• **Stated goal**:
Can you transcribe the data exactly? Leave the pictures out.

• **Listed records**:
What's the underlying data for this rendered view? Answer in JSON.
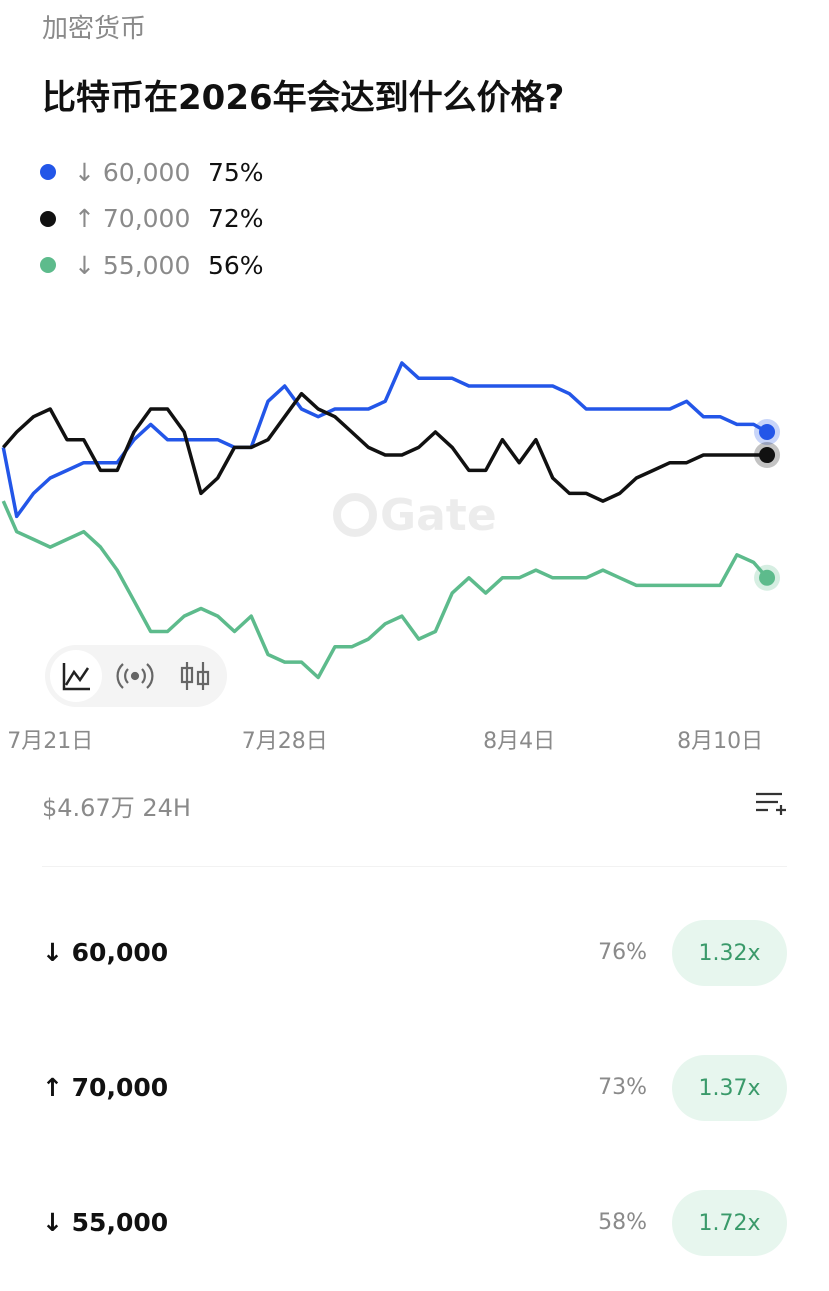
{
  "header": {
    "category": "加密货币",
    "title": "比特币在2026年会达到什么价格?"
  },
  "chart_data": {
    "type": "line",
    "watermark": "Gate",
    "x": [
      -1.4,
      -1,
      -0.5,
      0,
      0.5,
      1,
      1.5,
      2,
      2.5,
      3,
      3.5,
      4,
      4.5,
      5,
      5.5,
      6,
      6.5,
      7,
      7.5,
      8,
      8.5,
      9,
      9.5,
      10,
      10.5,
      11,
      11.5,
      12,
      12.5,
      13,
      13.5,
      14,
      14.5,
      15,
      15.5,
      16,
      16.5,
      17,
      17.5,
      18,
      18.5,
      19,
      19.5,
      20,
      20.5,
      21,
      21.4
    ],
    "xlim": [
      -1.5,
      23.25
    ],
    "xticks": [
      {
        "value": 0,
        "label": "7月21日"
      },
      {
        "value": 7,
        "label": "7月28日"
      },
      {
        "value": 14,
        "label": "8月4日"
      },
      {
        "value": 20,
        "label": "8月10日"
      }
    ],
    "ylim": [
      40,
      88
    ],
    "series": [
      {
        "name": "↓ 60,000",
        "color": "#2356e8",
        "latest": 75,
        "latest_label": "75%",
        "values": [
          73,
          64,
          67,
          69,
          70,
          71,
          71,
          71,
          74,
          76,
          74,
          74,
          74,
          74,
          73,
          73,
          79,
          81,
          78,
          77,
          78,
          78,
          78,
          79,
          84,
          82,
          82,
          82,
          81,
          81,
          81,
          81,
          81,
          81,
          80,
          78,
          78,
          78,
          78,
          78,
          78,
          79,
          77,
          77,
          76,
          76,
          75
        ]
      },
      {
        "name": "↑ 70,000",
        "color": "#111111",
        "latest": 72,
        "latest_label": "72%",
        "values": [
          73,
          75,
          77,
          78,
          74,
          74,
          70,
          70,
          75,
          78,
          78,
          75,
          67,
          69,
          73,
          73,
          74,
          77,
          80,
          78,
          77,
          75,
          73,
          72,
          72,
          73,
          75,
          73,
          70,
          70,
          74,
          71,
          74,
          69,
          67,
          67,
          66,
          67,
          69,
          70,
          71,
          71,
          72,
          72,
          72,
          72,
          72
        ]
      },
      {
        "name": "↓ 55,000",
        "color": "#5dbb8c",
        "latest": 56,
        "latest_label": "56%",
        "values": [
          66,
          62,
          61,
          60,
          61,
          62,
          60,
          57,
          53,
          49,
          49,
          51,
          52,
          51,
          49,
          51,
          46,
          45,
          45,
          43,
          47,
          47,
          48,
          50,
          51,
          48,
          49,
          54,
          56,
          54,
          56,
          56,
          57,
          56,
          56,
          56,
          57,
          56,
          55,
          55,
          55,
          55,
          55,
          55,
          59,
          58,
          56
        ]
      }
    ]
  },
  "volume": "$4.67万 24H",
  "outcomes": [
    {
      "name": "↓ 60,000",
      "probability": "76%",
      "payout": "1.32x"
    },
    {
      "name": "↑ 70,000",
      "probability": "73%",
      "payout": "1.37x"
    },
    {
      "name": "↓ 55,000",
      "probability": "58%",
      "payout": "1.72x"
    }
  ]
}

• **Solution below**:
What's the underlying data for this rendered view? Answer in JSON.
{
  "header": {
    "category": "加密货币",
    "title": "比特币在2026年会达到什么价格?"
  },
  "chart_data": {
    "type": "line",
    "watermark": "Gate",
    "x": [
      -1.4,
      -1,
      -0.5,
      0,
      0.5,
      1,
      1.5,
      2,
      2.5,
      3,
      3.5,
      4,
      4.5,
      5,
      5.5,
      6,
      6.5,
      7,
      7.5,
      8,
      8.5,
      9,
      9.5,
      10,
      10.5,
      11,
      11.5,
      12,
      12.5,
      13,
      13.5,
      14,
      14.5,
      15,
      15.5,
      16,
      16.5,
      17,
      17.5,
      18,
      18.5,
      19,
      19.5,
      20,
      20.5,
      21,
      21.4
    ],
    "xlim": [
      -1.5,
      23.25
    ],
    "xticks": [
      {
        "value": 0,
        "label": "7月21日"
      },
      {
        "value": 7,
        "label": "7月28日"
      },
      {
        "value": 14,
        "label": "8月4日"
      },
      {
        "value": 20,
        "label": "8月10日"
      }
    ],
    "ylim": [
      40,
      88
    ],
    "series": [
      {
        "name": "↓ 60,000",
        "color": "#2356e8",
        "latest": 75,
        "latest_label": "75%",
        "values": [
          73,
          64,
          67,
          69,
          70,
          71,
          71,
          71,
          74,
          76,
          74,
          74,
          74,
          74,
          73,
          73,
          79,
          81,
          78,
          77,
          78,
          78,
          78,
          79,
          84,
          82,
          82,
          82,
          81,
          81,
          81,
          81,
          81,
          81,
          80,
          78,
          78,
          78,
          78,
          78,
          78,
          79,
          77,
          77,
          76,
          76,
          75
        ]
      },
      {
        "name": "↑ 70,000",
        "color": "#111111",
        "latest": 72,
        "latest_label": "72%",
        "values": [
          73,
          75,
          77,
          78,
          74,
          74,
          70,
          70,
          75,
          78,
          78,
          75,
          67,
          69,
          73,
          73,
          74,
          77,
          80,
          78,
          77,
          75,
          73,
          72,
          72,
          73,
          75,
          73,
          70,
          70,
          74,
          71,
          74,
          69,
          67,
          67,
          66,
          67,
          69,
          70,
          71,
          71,
          72,
          72,
          72,
          72,
          72
        ]
      },
      {
        "name": "↓ 55,000",
        "color": "#5dbb8c",
        "latest": 56,
        "latest_label": "56%",
        "values": [
          66,
          62,
          61,
          60,
          61,
          62,
          60,
          57,
          53,
          49,
          49,
          51,
          52,
          51,
          49,
          51,
          46,
          45,
          45,
          43,
          47,
          47,
          48,
          50,
          51,
          48,
          49,
          54,
          56,
          54,
          56,
          56,
          57,
          56,
          56,
          56,
          57,
          56,
          55,
          55,
          55,
          55,
          55,
          55,
          59,
          58,
          56
        ]
      }
    ]
  },
  "volume": "$4.67万 24H",
  "outcomes": [
    {
      "name": "↓ 60,000",
      "probability": "76%",
      "payout": "1.32x"
    },
    {
      "name": "↑ 70,000",
      "probability": "73%",
      "payout": "1.37x"
    },
    {
      "name": "↓ 55,000",
      "probability": "58%",
      "payout": "1.72x"
    }
  ]
}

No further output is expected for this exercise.